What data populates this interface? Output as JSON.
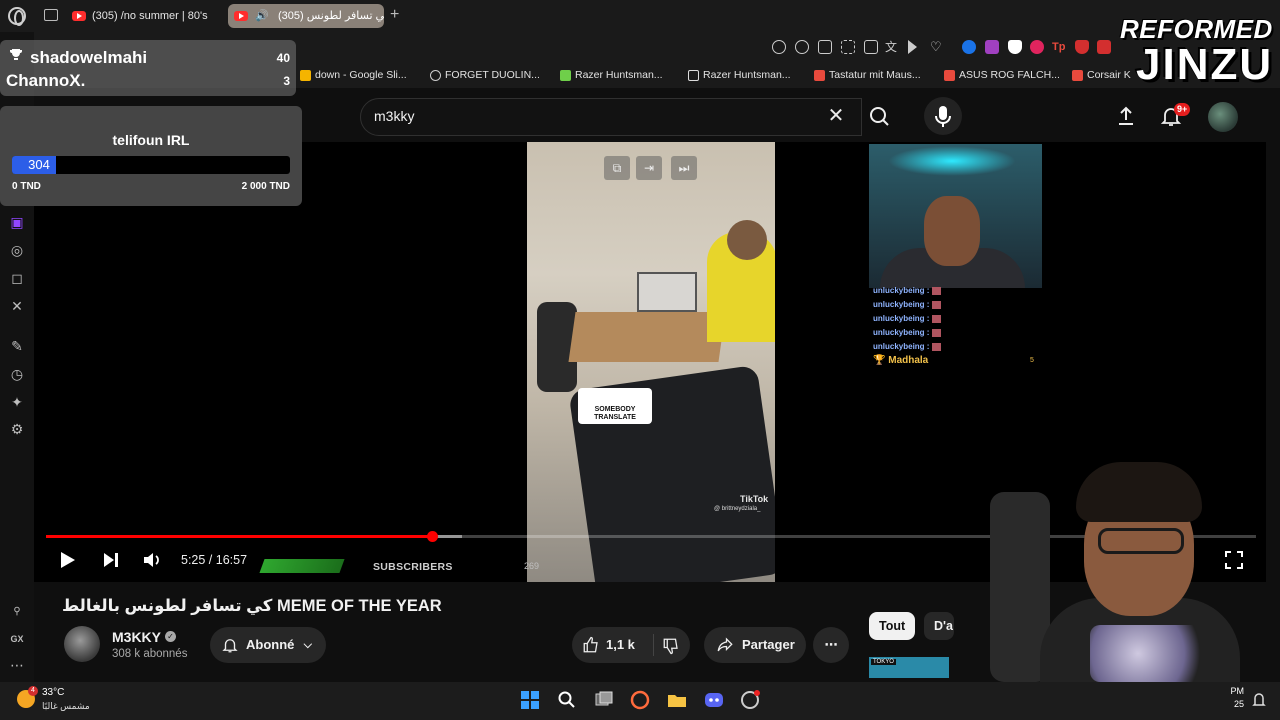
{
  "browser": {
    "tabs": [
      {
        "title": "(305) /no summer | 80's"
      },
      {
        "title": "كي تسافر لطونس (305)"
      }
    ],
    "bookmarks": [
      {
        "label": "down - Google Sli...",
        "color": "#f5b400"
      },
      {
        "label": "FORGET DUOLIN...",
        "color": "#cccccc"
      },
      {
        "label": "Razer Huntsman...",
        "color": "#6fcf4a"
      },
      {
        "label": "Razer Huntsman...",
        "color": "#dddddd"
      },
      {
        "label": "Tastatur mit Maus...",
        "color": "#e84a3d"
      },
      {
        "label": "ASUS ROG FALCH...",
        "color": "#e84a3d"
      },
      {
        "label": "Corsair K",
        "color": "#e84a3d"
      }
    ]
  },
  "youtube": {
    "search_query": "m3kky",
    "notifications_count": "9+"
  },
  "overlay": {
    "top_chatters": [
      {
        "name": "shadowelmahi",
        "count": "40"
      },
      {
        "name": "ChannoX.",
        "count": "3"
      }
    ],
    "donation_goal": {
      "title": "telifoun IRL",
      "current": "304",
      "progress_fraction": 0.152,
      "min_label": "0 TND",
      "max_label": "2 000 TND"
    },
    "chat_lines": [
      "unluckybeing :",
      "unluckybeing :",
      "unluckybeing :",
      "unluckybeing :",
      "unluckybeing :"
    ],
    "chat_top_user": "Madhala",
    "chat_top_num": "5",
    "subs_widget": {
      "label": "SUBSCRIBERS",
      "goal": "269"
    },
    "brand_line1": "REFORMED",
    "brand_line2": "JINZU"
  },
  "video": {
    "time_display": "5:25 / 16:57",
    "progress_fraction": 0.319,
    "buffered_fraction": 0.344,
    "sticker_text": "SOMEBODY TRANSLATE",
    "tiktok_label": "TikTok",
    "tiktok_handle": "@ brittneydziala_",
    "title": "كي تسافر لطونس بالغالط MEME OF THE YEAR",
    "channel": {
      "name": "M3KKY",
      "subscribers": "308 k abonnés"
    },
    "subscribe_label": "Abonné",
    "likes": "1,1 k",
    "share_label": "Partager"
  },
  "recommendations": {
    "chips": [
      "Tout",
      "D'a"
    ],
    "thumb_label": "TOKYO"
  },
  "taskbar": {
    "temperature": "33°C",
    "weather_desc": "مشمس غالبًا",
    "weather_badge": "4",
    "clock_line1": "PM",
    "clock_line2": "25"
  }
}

**Written exercise:** All of the entries above should be duplicated exactly, except for the pictures.

**Correct result:**
What data populates this interface? Output as JSON.
{
  "browser": {
    "tabs": [
      {
        "title": "(305) /no summer | 80's"
      },
      {
        "title": "كي تسافر لطونس (305)"
      }
    ],
    "bookmarks": [
      {
        "label": "down - Google Sli...",
        "color": "#f5b400"
      },
      {
        "label": "FORGET DUOLIN...",
        "color": "#cccccc"
      },
      {
        "label": "Razer Huntsman...",
        "color": "#6fcf4a"
      },
      {
        "label": "Razer Huntsman...",
        "color": "#dddddd"
      },
      {
        "label": "Tastatur mit Maus...",
        "color": "#e84a3d"
      },
      {
        "label": "ASUS ROG FALCH...",
        "color": "#e84a3d"
      },
      {
        "label": "Corsair K",
        "color": "#e84a3d"
      }
    ]
  },
  "youtube": {
    "search_query": "m3kky",
    "notifications_count": "9+"
  },
  "overlay": {
    "top_chatters": [
      {
        "name": "shadowelmahi",
        "count": "40"
      },
      {
        "name": "ChannoX.",
        "count": "3"
      }
    ],
    "donation_goal": {
      "title": "telifoun IRL",
      "current": "304",
      "progress_fraction": 0.152,
      "min_label": "0 TND",
      "max_label": "2 000 TND"
    },
    "chat_lines": [
      "unluckybeing :",
      "unluckybeing :",
      "unluckybeing :",
      "unluckybeing :",
      "unluckybeing :"
    ],
    "chat_top_user": "Madhala",
    "chat_top_num": "5",
    "subs_widget": {
      "label": "SUBSCRIBERS",
      "goal": "269"
    },
    "brand_line1": "REFORMED",
    "brand_line2": "JINZU"
  },
  "video": {
    "time_display": "5:25 / 16:57",
    "progress_fraction": 0.319,
    "buffered_fraction": 0.344,
    "sticker_text": "SOMEBODY TRANSLATE",
    "tiktok_label": "TikTok",
    "tiktok_handle": "@ brittneydziala_",
    "title": "كي تسافر لطونس بالغالط MEME OF THE YEAR",
    "channel": {
      "name": "M3KKY",
      "subscribers": "308 k abonnés"
    },
    "subscribe_label": "Abonné",
    "likes": "1,1 k",
    "share_label": "Partager"
  },
  "recommendations": {
    "chips": [
      "Tout",
      "D'a"
    ],
    "thumb_label": "TOKYO"
  },
  "taskbar": {
    "temperature": "33°C",
    "weather_desc": "مشمس غالبًا",
    "weather_badge": "4",
    "clock_line1": "PM",
    "clock_line2": "25"
  }
}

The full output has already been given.